--- START OF RECORDS ---

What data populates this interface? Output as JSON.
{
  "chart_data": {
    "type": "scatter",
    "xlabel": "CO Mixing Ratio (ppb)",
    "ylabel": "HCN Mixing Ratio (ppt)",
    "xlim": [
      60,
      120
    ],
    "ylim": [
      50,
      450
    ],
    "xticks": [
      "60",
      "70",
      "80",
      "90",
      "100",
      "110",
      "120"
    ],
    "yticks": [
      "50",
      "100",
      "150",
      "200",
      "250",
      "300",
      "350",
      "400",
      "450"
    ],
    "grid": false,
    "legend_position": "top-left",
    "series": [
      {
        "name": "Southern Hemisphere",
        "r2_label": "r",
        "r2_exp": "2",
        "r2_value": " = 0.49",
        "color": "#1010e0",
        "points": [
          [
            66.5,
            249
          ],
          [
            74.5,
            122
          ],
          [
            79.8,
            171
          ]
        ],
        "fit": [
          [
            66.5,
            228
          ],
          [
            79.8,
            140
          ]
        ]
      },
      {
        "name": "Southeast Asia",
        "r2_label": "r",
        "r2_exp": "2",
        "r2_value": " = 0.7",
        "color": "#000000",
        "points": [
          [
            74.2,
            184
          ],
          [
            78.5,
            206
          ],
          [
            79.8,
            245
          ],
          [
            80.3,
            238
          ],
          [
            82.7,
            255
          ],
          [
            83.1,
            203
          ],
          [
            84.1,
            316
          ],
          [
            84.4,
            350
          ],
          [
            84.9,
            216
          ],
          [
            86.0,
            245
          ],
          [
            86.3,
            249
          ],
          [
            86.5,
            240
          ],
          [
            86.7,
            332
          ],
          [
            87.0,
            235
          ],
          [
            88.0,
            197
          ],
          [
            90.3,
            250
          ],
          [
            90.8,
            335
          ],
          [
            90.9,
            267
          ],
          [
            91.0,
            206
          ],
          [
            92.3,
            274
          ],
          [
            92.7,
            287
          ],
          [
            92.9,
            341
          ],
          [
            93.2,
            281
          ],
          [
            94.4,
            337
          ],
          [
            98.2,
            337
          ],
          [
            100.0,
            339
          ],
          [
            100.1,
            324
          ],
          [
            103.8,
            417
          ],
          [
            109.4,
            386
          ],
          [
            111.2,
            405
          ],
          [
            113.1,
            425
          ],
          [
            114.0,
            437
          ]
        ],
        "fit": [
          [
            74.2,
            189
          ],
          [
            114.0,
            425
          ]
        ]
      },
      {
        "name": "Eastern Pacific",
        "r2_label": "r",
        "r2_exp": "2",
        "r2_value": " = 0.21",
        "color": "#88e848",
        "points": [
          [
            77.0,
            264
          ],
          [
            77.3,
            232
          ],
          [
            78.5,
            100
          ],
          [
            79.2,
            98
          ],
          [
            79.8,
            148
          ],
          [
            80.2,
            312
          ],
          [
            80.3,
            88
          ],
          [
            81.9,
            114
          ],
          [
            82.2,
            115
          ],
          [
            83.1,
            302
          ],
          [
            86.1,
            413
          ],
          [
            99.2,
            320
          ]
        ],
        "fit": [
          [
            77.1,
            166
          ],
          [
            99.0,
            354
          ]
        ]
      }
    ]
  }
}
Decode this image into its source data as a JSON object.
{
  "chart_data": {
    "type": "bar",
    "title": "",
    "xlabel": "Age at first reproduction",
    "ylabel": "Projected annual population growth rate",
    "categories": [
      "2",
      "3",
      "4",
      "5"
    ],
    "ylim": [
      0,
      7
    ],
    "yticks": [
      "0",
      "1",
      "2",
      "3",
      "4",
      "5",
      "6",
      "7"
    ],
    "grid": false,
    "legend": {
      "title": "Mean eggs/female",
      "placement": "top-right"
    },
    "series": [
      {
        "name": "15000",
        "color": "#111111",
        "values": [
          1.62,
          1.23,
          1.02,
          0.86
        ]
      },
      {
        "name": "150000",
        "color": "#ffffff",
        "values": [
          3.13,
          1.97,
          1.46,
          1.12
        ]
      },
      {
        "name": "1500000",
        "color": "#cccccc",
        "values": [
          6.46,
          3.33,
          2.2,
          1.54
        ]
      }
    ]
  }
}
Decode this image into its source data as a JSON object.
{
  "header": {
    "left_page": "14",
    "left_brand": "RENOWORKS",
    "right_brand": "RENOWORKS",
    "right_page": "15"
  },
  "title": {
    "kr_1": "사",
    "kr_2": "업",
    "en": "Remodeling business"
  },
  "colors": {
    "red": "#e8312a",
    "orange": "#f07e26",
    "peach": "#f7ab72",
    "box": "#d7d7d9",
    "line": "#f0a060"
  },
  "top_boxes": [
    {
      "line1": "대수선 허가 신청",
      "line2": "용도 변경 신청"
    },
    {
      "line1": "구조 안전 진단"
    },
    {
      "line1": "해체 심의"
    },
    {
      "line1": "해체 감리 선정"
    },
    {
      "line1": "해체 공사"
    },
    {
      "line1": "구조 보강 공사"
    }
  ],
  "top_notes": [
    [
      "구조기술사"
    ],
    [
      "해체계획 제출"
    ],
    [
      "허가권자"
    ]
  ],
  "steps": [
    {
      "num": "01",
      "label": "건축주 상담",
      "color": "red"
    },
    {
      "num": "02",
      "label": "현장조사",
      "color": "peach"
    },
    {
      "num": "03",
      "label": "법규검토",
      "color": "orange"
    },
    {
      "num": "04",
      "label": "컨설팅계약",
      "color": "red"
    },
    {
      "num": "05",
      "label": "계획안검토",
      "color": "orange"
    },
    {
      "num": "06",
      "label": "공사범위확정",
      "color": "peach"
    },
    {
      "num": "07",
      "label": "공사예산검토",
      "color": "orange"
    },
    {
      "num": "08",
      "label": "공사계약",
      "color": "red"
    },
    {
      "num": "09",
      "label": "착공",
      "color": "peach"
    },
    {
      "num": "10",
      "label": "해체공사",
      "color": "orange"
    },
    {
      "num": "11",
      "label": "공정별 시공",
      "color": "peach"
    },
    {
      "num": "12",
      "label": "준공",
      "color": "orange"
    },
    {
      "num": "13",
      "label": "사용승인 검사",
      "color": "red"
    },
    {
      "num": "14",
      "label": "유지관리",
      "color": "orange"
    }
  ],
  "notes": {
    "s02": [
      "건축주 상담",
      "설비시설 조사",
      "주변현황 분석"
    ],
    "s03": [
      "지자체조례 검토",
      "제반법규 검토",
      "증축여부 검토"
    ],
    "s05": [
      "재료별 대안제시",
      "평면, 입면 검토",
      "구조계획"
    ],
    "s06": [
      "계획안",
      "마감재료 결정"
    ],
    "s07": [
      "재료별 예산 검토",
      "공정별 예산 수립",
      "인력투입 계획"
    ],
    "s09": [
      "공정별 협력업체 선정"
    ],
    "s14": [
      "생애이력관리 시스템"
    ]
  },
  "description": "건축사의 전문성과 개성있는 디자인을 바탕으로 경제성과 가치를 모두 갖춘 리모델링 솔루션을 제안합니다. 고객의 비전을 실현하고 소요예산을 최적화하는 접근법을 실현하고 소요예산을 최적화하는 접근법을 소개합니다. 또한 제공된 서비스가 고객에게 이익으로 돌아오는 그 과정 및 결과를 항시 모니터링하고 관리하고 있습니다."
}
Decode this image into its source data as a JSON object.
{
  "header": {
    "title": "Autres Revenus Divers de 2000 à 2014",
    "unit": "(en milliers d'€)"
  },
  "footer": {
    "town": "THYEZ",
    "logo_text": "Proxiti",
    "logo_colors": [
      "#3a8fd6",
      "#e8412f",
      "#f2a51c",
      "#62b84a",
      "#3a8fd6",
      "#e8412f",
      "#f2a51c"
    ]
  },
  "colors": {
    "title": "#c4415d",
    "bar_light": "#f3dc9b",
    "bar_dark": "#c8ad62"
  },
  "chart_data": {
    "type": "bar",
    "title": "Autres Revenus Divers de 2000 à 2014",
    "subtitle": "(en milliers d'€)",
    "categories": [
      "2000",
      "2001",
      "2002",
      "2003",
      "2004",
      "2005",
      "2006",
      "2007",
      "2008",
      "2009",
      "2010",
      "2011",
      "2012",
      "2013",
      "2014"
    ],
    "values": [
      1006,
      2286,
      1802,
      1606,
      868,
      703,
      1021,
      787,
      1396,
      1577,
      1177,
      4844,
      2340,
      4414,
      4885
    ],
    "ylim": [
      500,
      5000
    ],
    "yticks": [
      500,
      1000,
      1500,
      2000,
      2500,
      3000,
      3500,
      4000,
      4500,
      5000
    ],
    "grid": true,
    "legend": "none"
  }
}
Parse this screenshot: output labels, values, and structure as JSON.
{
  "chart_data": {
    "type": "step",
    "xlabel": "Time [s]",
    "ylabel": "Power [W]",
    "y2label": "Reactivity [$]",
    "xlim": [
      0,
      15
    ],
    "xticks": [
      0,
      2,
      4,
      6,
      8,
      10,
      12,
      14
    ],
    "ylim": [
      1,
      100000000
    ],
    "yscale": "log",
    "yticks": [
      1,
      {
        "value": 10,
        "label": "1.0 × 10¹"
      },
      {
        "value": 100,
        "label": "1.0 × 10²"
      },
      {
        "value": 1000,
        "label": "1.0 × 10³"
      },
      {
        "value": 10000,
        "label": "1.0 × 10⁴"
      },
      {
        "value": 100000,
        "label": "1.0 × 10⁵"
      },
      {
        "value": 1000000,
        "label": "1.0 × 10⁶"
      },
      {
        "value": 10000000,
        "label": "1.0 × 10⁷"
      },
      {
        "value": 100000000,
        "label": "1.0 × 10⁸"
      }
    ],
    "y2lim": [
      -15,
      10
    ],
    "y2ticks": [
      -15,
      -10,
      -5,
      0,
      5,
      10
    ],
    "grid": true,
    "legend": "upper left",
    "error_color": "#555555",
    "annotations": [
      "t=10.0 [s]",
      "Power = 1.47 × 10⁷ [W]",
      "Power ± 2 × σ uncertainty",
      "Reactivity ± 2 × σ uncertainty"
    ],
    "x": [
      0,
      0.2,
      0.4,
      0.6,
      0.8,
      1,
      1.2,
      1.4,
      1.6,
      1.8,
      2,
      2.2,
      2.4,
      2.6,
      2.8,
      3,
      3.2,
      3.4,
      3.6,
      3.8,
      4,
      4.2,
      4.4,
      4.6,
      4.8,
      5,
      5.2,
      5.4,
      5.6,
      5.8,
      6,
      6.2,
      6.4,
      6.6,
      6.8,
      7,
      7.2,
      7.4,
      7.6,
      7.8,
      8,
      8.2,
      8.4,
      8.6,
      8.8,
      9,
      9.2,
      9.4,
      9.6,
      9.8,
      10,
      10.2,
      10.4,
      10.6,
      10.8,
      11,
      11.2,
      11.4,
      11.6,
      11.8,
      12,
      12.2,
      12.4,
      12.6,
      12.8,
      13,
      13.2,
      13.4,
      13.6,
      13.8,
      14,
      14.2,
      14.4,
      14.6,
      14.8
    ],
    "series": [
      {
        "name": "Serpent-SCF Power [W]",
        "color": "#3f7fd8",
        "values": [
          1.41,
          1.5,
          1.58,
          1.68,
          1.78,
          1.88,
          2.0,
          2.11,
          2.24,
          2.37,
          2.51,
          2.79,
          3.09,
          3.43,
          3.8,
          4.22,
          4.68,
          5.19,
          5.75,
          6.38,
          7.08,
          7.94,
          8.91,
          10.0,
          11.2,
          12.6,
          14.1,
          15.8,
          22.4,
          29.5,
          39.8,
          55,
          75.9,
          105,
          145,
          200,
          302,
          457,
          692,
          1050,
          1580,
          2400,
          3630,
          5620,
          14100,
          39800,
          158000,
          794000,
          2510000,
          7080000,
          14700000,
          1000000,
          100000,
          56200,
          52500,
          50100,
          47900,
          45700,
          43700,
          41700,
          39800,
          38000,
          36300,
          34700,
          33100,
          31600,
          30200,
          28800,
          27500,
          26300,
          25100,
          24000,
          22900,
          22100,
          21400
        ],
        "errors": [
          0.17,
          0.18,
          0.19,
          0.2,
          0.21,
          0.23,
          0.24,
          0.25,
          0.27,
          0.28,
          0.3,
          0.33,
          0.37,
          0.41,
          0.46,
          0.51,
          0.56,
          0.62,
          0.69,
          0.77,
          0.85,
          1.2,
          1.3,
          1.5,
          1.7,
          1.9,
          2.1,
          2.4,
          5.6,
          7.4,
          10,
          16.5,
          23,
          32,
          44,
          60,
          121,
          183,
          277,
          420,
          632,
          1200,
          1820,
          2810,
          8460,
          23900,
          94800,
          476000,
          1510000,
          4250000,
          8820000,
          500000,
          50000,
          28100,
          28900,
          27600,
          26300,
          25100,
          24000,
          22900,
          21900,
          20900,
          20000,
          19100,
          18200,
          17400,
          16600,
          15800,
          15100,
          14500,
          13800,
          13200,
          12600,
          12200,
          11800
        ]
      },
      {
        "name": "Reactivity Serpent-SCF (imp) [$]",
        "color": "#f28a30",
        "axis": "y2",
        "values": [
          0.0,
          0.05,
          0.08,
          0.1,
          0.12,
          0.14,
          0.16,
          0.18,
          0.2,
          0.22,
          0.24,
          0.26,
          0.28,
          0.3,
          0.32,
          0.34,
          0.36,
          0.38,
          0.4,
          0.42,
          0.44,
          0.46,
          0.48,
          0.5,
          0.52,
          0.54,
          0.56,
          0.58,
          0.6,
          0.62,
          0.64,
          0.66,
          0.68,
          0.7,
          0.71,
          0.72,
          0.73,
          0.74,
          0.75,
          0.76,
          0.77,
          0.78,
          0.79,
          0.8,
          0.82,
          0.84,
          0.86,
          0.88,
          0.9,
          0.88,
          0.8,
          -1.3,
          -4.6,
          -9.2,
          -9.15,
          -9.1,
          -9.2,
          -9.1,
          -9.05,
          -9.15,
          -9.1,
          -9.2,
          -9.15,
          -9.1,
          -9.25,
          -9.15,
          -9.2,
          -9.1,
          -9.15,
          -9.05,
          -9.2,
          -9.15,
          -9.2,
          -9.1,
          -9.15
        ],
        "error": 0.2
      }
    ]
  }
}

--- END OF RECORDS ---

[GOAL OF THE EXERCISE]: Using the entries above, find all lines with "uncertainty". Copy them.

[EXERCISE OUTPUT]:
      "Power ± 2 × σ uncertainty",
      "Reactivity ± 2 × σ uncertainty"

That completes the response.